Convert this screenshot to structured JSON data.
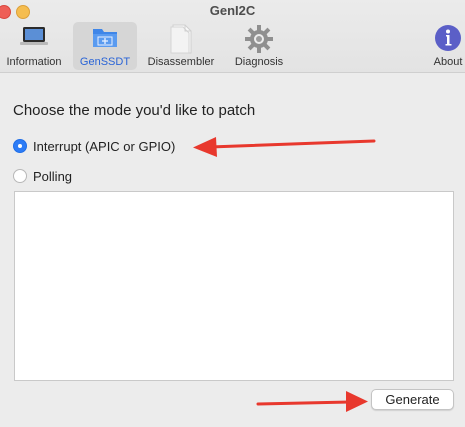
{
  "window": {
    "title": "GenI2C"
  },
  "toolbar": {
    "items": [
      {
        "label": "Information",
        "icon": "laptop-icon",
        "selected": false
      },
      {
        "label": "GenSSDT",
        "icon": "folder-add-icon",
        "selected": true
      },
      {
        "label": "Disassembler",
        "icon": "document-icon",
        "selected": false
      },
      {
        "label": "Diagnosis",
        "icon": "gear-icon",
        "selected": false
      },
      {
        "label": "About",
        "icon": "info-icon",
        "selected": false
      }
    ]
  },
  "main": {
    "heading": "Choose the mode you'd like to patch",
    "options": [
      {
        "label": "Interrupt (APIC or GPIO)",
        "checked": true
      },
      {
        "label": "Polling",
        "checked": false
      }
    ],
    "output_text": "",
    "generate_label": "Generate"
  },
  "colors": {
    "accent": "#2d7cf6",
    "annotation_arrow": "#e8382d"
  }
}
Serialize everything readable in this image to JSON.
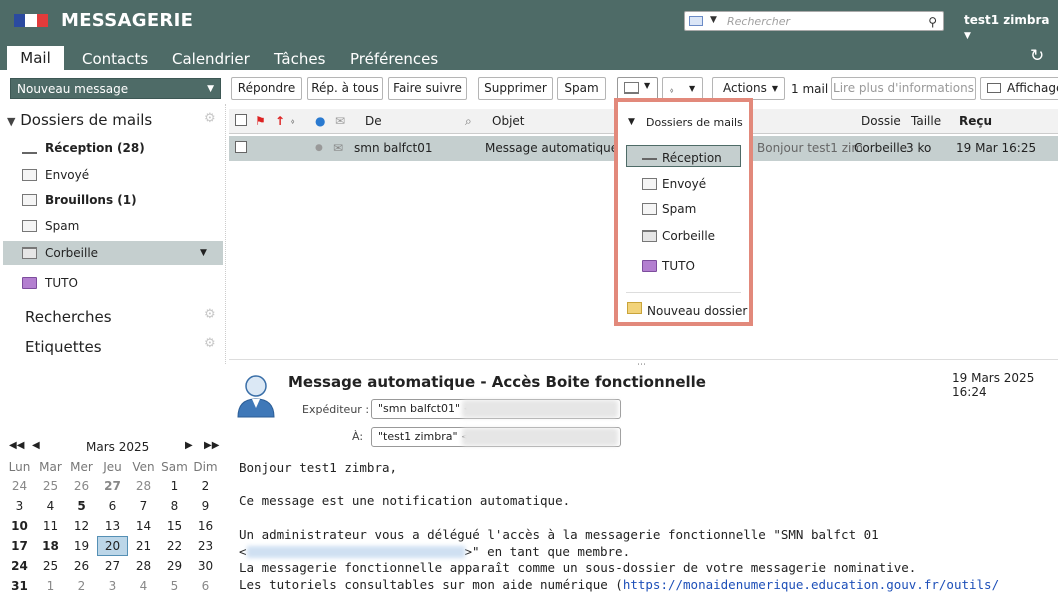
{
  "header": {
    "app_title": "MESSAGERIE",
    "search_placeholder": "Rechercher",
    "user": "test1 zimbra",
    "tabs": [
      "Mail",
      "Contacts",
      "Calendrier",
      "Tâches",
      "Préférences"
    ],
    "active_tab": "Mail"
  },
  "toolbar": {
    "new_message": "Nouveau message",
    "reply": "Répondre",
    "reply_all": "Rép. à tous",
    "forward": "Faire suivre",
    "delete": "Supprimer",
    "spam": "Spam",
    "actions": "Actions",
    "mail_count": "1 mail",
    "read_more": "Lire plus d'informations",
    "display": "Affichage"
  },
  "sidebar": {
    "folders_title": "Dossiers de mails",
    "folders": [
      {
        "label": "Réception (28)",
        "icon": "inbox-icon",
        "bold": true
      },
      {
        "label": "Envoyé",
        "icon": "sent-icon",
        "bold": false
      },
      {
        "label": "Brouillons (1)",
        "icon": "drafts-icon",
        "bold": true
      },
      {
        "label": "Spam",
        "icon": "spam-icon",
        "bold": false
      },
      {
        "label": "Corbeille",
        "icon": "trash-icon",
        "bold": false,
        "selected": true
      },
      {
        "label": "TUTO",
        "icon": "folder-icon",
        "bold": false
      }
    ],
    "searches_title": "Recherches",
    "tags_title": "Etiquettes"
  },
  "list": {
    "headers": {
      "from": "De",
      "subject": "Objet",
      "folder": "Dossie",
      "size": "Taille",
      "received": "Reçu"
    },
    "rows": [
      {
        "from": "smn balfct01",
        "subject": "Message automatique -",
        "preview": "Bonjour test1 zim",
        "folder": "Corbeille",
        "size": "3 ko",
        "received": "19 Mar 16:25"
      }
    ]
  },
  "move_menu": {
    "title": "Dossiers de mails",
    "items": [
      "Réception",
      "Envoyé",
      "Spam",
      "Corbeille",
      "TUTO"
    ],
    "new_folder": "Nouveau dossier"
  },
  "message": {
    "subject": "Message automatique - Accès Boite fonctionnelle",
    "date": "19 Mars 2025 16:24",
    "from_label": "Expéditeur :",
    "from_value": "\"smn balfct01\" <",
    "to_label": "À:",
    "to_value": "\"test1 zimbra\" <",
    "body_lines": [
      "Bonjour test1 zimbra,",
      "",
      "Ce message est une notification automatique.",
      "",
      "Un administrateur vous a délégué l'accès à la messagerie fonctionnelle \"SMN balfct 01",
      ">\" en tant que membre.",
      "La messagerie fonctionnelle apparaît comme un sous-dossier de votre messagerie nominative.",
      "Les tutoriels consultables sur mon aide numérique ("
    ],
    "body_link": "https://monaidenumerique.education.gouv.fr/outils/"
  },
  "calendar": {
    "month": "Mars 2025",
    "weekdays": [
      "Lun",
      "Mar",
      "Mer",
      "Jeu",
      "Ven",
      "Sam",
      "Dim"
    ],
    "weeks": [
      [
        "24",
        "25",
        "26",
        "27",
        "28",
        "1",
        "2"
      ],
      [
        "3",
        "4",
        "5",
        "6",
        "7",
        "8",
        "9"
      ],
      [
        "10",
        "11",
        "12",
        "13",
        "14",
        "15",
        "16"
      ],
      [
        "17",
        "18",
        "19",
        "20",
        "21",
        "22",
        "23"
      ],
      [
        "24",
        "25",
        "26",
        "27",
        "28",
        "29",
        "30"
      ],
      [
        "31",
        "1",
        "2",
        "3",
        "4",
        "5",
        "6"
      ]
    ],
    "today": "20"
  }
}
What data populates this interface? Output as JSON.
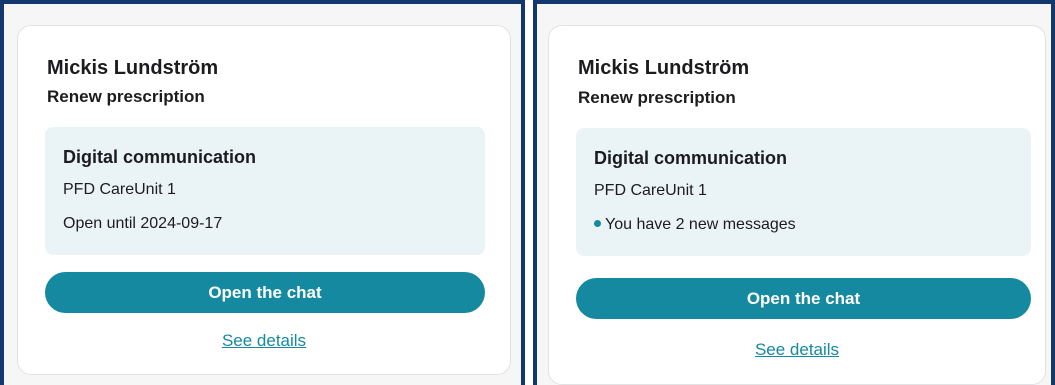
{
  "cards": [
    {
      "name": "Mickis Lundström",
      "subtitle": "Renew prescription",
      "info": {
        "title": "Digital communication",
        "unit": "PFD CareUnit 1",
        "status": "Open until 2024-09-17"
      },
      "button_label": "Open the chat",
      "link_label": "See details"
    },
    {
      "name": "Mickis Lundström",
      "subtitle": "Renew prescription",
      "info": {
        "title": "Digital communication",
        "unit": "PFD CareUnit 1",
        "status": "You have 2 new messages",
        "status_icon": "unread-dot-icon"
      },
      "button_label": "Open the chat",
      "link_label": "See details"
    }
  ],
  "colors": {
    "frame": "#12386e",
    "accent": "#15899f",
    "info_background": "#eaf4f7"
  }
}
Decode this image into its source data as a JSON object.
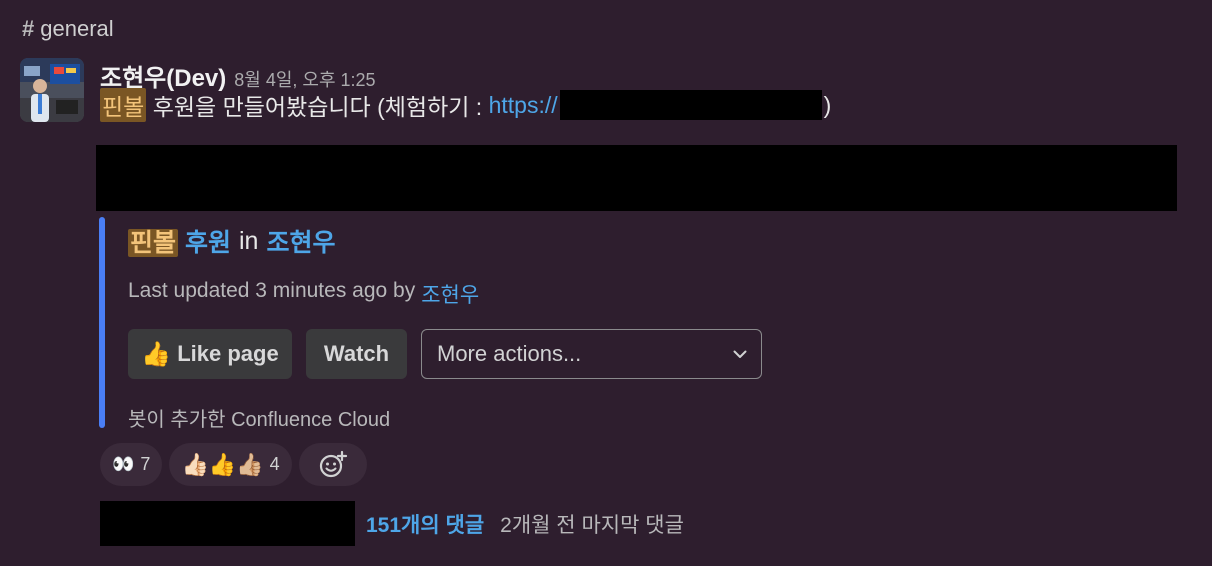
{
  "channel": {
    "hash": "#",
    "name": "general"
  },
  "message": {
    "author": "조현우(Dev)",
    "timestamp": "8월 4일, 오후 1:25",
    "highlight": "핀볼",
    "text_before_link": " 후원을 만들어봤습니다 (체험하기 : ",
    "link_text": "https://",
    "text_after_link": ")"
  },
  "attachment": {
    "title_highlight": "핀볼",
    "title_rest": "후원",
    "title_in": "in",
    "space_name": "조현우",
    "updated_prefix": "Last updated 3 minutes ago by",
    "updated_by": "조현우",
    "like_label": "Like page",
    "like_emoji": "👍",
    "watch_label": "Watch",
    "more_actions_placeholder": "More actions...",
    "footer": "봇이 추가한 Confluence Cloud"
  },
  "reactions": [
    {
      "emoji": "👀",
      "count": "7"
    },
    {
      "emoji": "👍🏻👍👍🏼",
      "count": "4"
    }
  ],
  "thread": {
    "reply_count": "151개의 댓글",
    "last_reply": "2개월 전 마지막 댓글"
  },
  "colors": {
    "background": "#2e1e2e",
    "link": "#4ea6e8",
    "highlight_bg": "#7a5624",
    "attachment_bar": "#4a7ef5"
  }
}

▶ The exercise
Quote the entries above word for word. Leave the images out.

▶ Result for this task
Convert this screenshot to structured JSON data.
{
  "window": {
    "title": "GenI2C"
  },
  "toolbar": {
    "items": [
      {
        "label": "Information",
        "icon": "laptop-icon",
        "selected": false
      },
      {
        "label": "GenSSDT",
        "icon": "folder-add-icon",
        "selected": true
      },
      {
        "label": "Disassembler",
        "icon": "document-icon",
        "selected": false
      },
      {
        "label": "Diagnosis",
        "icon": "gear-icon",
        "selected": false
      },
      {
        "label": "About",
        "icon": "info-icon",
        "selected": false
      }
    ]
  },
  "main": {
    "heading": "Choose the mode you'd like to patch",
    "options": [
      {
        "label": "Interrupt (APIC or GPIO)",
        "checked": true
      },
      {
        "label": "Polling",
        "checked": false
      }
    ],
    "output_text": "",
    "generate_label": "Generate"
  },
  "colors": {
    "accent": "#2d7cf6",
    "annotation_arrow": "#e8382d"
  }
}
Serialize everything readable in this image to JSON.
{
  "header": {
    "app_title": "MESSAGERIE",
    "search_placeholder": "Rechercher",
    "user": "test1 zimbra",
    "tabs": [
      "Mail",
      "Contacts",
      "Calendrier",
      "Tâches",
      "Préférences"
    ],
    "active_tab": "Mail"
  },
  "toolbar": {
    "new_message": "Nouveau message",
    "reply": "Répondre",
    "reply_all": "Rép. à tous",
    "forward": "Faire suivre",
    "delete": "Supprimer",
    "spam": "Spam",
    "actions": "Actions",
    "mail_count": "1 mail",
    "read_more": "Lire plus d'informations",
    "display": "Affichage"
  },
  "sidebar": {
    "folders_title": "Dossiers de mails",
    "folders": [
      {
        "label": "Réception (28)",
        "icon": "inbox-icon",
        "bold": true
      },
      {
        "label": "Envoyé",
        "icon": "sent-icon",
        "bold": false
      },
      {
        "label": "Brouillons (1)",
        "icon": "drafts-icon",
        "bold": true
      },
      {
        "label": "Spam",
        "icon": "spam-icon",
        "bold": false
      },
      {
        "label": "Corbeille",
        "icon": "trash-icon",
        "bold": false,
        "selected": true
      },
      {
        "label": "TUTO",
        "icon": "folder-icon",
        "bold": false
      }
    ],
    "searches_title": "Recherches",
    "tags_title": "Etiquettes"
  },
  "list": {
    "headers": {
      "from": "De",
      "subject": "Objet",
      "folder": "Dossie",
      "size": "Taille",
      "received": "Reçu"
    },
    "rows": [
      {
        "from": "smn balfct01",
        "subject": "Message automatique -",
        "preview": "Bonjour test1 zim",
        "folder": "Corbeille",
        "size": "3 ko",
        "received": "19 Mar 16:25"
      }
    ]
  },
  "move_menu": {
    "title": "Dossiers de mails",
    "items": [
      "Réception",
      "Envoyé",
      "Spam",
      "Corbeille",
      "TUTO"
    ],
    "new_folder": "Nouveau dossier"
  },
  "message": {
    "subject": "Message automatique - Accès Boite fonctionnelle",
    "date": "19 Mars 2025 16:24",
    "from_label": "Expéditeur :",
    "from_value": "\"smn balfct01\" <",
    "to_label": "À:",
    "to_value": "\"test1 zimbra\" <",
    "body_lines": [
      "Bonjour test1 zimbra,",
      "",
      "Ce message est une notification automatique.",
      "",
      "Un administrateur vous a délégué l'accès à la messagerie fonctionnelle \"SMN balfct 01",
      ">\" en tant que membre.",
      "La messagerie fonctionnelle apparaît comme un sous-dossier de votre messagerie nominative.",
      "Les tutoriels consultables sur mon aide numérique ("
    ],
    "body_link": "https://monaidenumerique.education.gouv.fr/outils/"
  },
  "calendar": {
    "month": "Mars 2025",
    "weekdays": [
      "Lun",
      "Mar",
      "Mer",
      "Jeu",
      "Ven",
      "Sam",
      "Dim"
    ],
    "weeks": [
      [
        "24",
        "25",
        "26",
        "27",
        "28",
        "1",
        "2"
      ],
      [
        "3",
        "4",
        "5",
        "6",
        "7",
        "8",
        "9"
      ],
      [
        "10",
        "11",
        "12",
        "13",
        "14",
        "15",
        "16"
      ],
      [
        "17",
        "18",
        "19",
        "20",
        "21",
        "22",
        "23"
      ],
      [
        "24",
        "25",
        "26",
        "27",
        "28",
        "29",
        "30"
      ],
      [
        "31",
        "1",
        "2",
        "3",
        "4",
        "5",
        "6"
      ]
    ],
    "today": "20"
  }
}
What data populates this interface? Output as JSON.
{
  "cards": [
    {
      "name": "Mickis Lundström",
      "subtitle": "Renew prescription",
      "info": {
        "title": "Digital communication",
        "unit": "PFD CareUnit 1",
        "status": "Open until 2024-09-17"
      },
      "button_label": "Open the chat",
      "link_label": "See details"
    },
    {
      "name": "Mickis Lundström",
      "subtitle": "Renew prescription",
      "info": {
        "title": "Digital communication",
        "unit": "PFD CareUnit 1",
        "status": "You have 2 new messages",
        "status_icon": "unread-dot-icon"
      },
      "button_label": "Open the chat",
      "link_label": "See details"
    }
  ],
  "colors": {
    "frame": "#12386e",
    "accent": "#15899f",
    "info_background": "#eaf4f7"
  }
}
Decode this image into its source data as a JSON object.
{
  "channel": {
    "hash": "#",
    "name": "general"
  },
  "message": {
    "author": "조현우(Dev)",
    "timestamp": "8월 4일, 오후 1:25",
    "highlight": "핀볼",
    "text_before_link": " 후원을 만들어봤습니다 (체험하기 : ",
    "link_text": "https://",
    "text_after_link": ")"
  },
  "attachment": {
    "title_highlight": "핀볼",
    "title_rest": "후원",
    "title_in": "in",
    "space_name": "조현우",
    "updated_prefix": "Last updated 3 minutes ago by",
    "updated_by": "조현우",
    "like_label": "Like page",
    "like_emoji": "👍",
    "watch_label": "Watch",
    "more_actions_placeholder": "More actions...",
    "footer": "봇이 추가한 Confluence Cloud"
  },
  "reactions": [
    {
      "emoji": "👀",
      "count": "7"
    },
    {
      "emoji": "👍🏻👍👍🏼",
      "count": "4"
    }
  ],
  "thread": {
    "reply_count": "151개의 댓글",
    "last_reply": "2개월 전 마지막 댓글"
  },
  "colors": {
    "background": "#2e1e2e",
    "link": "#4ea6e8",
    "highlight_bg": "#7a5624",
    "attachment_bar": "#4a7ef5"
  }
}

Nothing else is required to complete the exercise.